## Problem to solve:
Read through the entries below and return each line with the word "JSON".

(A block of data)

════════

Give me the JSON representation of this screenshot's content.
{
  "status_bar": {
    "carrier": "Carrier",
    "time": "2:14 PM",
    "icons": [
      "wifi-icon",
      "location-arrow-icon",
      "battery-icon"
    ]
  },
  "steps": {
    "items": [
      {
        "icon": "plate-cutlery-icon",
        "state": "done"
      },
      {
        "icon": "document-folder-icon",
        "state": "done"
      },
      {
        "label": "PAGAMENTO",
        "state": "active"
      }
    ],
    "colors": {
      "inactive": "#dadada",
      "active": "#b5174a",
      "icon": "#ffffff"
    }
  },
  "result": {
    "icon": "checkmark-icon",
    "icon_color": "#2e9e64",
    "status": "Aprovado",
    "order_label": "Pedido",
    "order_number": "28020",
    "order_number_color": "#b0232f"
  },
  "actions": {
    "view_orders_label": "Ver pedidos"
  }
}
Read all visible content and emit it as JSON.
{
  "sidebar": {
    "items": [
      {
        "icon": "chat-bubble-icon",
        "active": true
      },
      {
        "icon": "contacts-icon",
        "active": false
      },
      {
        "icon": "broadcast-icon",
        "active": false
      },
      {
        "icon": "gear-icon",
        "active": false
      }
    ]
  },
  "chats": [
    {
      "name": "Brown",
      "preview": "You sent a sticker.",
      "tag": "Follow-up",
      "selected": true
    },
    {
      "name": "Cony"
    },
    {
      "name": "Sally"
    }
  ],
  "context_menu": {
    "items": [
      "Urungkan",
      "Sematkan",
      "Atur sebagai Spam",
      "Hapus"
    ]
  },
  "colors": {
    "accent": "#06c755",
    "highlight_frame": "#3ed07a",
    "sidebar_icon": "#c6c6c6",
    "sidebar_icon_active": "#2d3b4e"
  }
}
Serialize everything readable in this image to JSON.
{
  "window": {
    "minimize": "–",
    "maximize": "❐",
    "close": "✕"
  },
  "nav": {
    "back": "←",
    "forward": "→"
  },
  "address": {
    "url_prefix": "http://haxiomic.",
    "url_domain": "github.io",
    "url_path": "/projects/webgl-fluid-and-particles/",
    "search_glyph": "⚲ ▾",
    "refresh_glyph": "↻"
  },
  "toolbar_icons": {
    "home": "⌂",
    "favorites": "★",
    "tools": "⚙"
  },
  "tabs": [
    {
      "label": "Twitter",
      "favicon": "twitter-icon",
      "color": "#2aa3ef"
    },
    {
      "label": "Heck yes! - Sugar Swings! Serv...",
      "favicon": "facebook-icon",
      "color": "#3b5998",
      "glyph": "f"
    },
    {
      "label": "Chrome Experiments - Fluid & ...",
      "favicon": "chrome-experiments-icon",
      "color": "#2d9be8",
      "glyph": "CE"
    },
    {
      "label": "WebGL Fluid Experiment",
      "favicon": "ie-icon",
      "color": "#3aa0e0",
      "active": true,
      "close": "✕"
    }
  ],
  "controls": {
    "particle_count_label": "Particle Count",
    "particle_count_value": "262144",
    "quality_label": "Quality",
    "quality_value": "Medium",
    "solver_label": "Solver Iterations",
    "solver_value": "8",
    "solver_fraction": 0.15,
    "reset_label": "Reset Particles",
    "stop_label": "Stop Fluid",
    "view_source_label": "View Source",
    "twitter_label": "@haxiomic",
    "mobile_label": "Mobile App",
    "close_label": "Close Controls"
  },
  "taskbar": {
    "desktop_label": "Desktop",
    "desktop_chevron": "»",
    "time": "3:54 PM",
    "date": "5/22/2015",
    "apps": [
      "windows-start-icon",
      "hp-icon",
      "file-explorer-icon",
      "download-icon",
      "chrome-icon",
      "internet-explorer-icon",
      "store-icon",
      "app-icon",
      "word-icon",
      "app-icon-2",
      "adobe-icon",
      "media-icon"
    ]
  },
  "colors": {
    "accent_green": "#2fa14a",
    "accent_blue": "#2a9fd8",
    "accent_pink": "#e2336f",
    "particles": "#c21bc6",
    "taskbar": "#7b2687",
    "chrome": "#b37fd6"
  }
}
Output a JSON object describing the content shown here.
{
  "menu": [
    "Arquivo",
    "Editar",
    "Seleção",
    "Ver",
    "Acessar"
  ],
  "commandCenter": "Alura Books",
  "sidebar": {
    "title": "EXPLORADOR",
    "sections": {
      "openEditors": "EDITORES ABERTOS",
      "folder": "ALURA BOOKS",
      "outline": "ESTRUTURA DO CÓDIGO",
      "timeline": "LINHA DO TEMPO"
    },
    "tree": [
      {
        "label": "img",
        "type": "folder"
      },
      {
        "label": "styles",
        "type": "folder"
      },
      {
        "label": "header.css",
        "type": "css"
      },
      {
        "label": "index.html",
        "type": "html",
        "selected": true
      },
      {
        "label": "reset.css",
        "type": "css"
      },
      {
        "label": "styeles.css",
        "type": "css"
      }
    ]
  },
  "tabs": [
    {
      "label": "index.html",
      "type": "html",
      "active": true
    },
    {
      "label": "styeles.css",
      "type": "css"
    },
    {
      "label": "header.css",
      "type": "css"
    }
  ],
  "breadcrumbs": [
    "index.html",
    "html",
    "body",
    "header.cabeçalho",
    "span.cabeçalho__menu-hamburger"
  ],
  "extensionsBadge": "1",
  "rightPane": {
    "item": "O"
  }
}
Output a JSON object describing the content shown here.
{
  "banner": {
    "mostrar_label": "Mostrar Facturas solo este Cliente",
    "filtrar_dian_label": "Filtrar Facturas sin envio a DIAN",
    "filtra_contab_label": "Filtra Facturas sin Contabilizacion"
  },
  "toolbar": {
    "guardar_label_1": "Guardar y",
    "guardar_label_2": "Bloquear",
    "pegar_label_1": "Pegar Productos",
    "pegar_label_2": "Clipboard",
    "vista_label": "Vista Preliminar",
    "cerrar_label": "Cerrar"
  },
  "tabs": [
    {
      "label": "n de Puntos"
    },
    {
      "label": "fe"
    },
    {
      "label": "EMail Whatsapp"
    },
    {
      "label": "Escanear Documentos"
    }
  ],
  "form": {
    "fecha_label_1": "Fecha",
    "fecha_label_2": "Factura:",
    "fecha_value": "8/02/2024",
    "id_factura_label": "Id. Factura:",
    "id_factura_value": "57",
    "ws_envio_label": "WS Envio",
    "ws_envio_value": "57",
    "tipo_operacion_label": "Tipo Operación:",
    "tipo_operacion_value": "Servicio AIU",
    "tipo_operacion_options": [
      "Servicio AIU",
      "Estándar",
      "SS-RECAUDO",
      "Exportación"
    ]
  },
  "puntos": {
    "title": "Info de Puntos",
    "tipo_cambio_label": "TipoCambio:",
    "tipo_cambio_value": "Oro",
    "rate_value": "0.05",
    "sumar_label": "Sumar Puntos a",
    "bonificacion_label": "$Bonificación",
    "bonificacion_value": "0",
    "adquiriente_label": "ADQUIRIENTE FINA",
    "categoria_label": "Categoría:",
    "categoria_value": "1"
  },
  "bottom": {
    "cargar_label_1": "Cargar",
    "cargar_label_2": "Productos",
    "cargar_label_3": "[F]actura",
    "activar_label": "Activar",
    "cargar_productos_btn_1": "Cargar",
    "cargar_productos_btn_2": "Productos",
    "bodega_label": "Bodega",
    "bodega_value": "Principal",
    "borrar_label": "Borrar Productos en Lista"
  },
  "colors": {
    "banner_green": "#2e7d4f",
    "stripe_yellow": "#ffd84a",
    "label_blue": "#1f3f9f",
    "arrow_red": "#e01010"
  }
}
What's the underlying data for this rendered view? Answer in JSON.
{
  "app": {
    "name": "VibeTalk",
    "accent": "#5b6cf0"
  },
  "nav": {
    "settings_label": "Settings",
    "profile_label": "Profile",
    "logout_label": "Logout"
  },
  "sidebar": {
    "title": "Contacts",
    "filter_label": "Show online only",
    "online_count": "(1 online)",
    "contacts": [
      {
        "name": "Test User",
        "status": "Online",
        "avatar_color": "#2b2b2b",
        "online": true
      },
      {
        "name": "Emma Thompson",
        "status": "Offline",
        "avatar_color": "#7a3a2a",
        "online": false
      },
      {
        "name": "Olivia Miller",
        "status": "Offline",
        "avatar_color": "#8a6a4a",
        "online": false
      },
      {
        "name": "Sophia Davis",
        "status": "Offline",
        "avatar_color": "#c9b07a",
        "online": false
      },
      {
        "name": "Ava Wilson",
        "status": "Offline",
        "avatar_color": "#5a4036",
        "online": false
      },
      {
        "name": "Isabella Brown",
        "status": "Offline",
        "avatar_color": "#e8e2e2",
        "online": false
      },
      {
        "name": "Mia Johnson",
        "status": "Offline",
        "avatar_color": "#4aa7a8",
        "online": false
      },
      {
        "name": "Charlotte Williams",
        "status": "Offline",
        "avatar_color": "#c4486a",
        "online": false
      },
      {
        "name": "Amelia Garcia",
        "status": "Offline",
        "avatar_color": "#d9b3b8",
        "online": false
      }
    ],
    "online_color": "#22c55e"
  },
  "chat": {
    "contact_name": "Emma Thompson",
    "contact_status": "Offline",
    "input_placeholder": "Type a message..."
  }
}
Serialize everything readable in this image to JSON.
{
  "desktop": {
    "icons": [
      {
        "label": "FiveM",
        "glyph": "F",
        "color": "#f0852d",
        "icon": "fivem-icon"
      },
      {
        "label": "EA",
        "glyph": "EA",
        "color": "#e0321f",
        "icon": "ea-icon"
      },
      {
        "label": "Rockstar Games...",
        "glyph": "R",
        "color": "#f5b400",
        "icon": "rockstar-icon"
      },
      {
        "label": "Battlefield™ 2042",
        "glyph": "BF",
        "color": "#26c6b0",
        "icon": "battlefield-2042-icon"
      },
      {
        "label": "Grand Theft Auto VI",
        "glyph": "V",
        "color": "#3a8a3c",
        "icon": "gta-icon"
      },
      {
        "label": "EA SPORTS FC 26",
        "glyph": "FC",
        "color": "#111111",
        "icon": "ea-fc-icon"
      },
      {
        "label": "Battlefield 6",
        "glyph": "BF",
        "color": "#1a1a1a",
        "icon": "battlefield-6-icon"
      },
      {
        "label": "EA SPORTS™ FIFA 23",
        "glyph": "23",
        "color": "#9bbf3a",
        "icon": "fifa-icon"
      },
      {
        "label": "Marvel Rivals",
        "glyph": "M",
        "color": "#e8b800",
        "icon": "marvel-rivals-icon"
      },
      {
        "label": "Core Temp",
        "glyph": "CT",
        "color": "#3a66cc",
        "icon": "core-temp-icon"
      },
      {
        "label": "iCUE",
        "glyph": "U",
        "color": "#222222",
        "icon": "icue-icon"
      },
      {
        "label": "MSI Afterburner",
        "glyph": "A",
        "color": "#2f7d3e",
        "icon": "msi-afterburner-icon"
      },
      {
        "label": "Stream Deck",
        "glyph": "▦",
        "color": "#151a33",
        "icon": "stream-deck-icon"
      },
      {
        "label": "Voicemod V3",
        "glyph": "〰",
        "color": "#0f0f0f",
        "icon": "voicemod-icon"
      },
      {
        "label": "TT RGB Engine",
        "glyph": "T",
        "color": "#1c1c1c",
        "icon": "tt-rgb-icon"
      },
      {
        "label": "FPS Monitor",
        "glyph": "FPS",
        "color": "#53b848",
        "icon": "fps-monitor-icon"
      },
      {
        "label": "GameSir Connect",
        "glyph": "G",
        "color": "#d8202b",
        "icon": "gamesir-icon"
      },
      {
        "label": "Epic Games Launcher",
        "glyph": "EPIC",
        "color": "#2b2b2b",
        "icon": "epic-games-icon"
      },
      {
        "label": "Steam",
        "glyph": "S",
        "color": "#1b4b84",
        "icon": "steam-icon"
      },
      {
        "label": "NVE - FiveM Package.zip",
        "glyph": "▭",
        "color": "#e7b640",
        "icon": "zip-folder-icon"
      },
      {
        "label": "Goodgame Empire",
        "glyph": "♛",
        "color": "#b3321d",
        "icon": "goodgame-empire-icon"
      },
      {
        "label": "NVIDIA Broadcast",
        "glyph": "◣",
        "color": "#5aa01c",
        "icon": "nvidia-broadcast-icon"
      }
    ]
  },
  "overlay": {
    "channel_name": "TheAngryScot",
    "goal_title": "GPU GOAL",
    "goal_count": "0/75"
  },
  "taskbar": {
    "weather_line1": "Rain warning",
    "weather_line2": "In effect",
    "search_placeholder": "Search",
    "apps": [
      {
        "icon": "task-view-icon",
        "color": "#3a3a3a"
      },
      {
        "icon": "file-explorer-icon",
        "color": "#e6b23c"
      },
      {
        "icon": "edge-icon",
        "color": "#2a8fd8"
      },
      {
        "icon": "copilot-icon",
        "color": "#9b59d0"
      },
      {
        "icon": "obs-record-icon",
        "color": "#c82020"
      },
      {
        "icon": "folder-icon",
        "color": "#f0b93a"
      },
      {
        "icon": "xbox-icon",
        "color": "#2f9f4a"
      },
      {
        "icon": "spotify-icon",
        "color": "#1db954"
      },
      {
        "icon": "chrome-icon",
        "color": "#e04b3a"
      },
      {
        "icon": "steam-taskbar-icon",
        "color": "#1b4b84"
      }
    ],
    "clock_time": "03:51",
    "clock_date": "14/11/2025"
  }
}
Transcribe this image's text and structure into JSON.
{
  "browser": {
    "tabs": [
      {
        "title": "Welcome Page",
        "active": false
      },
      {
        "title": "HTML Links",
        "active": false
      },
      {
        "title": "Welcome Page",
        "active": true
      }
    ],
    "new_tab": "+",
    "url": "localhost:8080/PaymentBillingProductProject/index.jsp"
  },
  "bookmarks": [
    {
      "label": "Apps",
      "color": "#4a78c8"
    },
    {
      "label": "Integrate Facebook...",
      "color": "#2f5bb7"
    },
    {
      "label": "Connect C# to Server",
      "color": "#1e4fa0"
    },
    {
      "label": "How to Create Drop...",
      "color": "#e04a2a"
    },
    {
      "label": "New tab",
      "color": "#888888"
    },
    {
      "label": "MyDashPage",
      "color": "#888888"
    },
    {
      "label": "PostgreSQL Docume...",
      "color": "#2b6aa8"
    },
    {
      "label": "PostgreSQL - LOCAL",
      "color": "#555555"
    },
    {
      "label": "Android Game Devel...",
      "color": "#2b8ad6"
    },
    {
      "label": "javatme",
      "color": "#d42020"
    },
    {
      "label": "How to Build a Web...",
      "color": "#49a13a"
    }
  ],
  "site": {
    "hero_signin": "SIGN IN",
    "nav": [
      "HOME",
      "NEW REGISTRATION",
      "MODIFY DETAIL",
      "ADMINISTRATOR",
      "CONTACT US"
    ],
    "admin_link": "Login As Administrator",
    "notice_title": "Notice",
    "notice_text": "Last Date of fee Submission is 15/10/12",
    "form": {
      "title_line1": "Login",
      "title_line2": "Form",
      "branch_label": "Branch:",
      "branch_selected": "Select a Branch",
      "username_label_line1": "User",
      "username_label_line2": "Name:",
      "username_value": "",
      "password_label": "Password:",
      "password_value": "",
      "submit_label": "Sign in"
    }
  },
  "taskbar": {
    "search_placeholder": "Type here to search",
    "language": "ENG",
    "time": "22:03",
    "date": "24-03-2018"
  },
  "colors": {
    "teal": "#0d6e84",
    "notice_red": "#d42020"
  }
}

════════

## The answer:
Give me the JSON representation of this screenshot's content.
Read all visible content and emit it as JSON.
Serialize everything readable in this image to JSON.
Output a JSON object describing the content shown here.
Output a JSON object describing the content shown here.
What's the underlying data for this rendered view? Answer in JSON.
Serialize everything readable in this image to JSON.
Transcribe this image's text and structure into JSON.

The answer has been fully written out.